Instruction
Look through the material below. Copy each line that contains the string "poprzez".
**** Rows ****
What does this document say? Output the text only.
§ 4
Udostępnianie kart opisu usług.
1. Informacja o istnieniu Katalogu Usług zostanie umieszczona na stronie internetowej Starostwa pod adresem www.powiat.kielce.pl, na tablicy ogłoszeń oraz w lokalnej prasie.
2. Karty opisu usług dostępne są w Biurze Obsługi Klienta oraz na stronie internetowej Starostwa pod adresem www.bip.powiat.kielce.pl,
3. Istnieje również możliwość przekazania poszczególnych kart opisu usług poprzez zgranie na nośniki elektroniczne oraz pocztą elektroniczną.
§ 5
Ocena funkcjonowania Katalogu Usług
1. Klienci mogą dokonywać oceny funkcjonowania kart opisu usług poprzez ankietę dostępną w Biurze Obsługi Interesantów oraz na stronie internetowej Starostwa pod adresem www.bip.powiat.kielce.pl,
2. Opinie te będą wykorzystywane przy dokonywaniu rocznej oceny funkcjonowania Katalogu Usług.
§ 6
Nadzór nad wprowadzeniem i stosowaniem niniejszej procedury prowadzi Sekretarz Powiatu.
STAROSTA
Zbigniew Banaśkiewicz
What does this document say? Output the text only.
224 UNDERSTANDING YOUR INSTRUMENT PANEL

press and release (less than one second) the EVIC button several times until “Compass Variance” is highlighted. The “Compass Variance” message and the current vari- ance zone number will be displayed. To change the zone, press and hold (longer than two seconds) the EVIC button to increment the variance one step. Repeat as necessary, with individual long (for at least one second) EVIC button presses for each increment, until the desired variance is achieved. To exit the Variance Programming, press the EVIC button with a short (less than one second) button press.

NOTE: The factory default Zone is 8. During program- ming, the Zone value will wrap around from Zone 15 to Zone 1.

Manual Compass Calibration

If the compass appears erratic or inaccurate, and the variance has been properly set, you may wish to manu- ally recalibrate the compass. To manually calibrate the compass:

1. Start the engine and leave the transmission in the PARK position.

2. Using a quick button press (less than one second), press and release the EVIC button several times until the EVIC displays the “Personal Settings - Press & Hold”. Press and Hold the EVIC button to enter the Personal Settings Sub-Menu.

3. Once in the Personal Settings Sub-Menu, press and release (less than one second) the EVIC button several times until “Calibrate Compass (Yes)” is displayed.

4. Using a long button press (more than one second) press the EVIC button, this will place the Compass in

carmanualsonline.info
****
Result of this exercise
3. Istnieje również możliwość przekazania poszczególnych kart opisu usług poprzez zgranie na nośniki elektroniczne oraz pocztą elektroniczną.
1. Klienci mogą dokonywać oceny funkcjonowania kart opisu usług poprzez ankietę dostępną w Biurze Obsługi Interesantów oraz na stronie internetowej Starostwa pod adresem www.bip.powiat.kielce.pl,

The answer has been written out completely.